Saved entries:
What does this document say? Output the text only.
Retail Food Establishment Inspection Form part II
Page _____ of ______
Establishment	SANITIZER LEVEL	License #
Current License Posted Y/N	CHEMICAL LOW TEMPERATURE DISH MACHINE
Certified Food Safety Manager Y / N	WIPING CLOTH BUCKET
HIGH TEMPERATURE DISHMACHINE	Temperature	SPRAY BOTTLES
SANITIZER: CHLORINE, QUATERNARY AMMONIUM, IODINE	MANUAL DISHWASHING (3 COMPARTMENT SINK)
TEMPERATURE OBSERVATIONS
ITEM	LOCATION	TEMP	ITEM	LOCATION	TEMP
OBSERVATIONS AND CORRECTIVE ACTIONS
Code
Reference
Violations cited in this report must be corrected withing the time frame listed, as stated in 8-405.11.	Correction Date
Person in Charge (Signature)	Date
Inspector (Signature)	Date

▸ **WRITTEN PROBLEM**
Output every entry shown above, exactly.

▸ **ANSWER TO THIS PROBLEM**
What does this document say? Output the text only.
Retail Food Establishment Inspection Form part II
Page _____ of ______
Establishment	SANITIZER LEVEL	License #
Current License Posted Y/N	CHEMICAL LOW TEMPERATURE DISH MACHINE
Certified Food Safety Manager Y / N	WIPING CLOTH BUCKET
HIGH TEMPERATURE DISHMACHINE	Temperature	SPRAY BOTTLES
SANITIZER: CHLORINE, QUATERNARY AMMONIUM, IODINE	MANUAL DISHWASHING (3 COMPARTMENT SINK)
TEMPERATURE OBSERVATIONS
ITEM	LOCATION	TEMP	ITEM	LOCATION	TEMP
OBSERVATIONS AND CORRECTIVE ACTIONS
Code
Reference
Violations cited in this report must be corrected withing the time frame listed, as stated in 8-405.11.	Correction Date
Person in Charge (Signature)	Date
Inspector (Signature)	Date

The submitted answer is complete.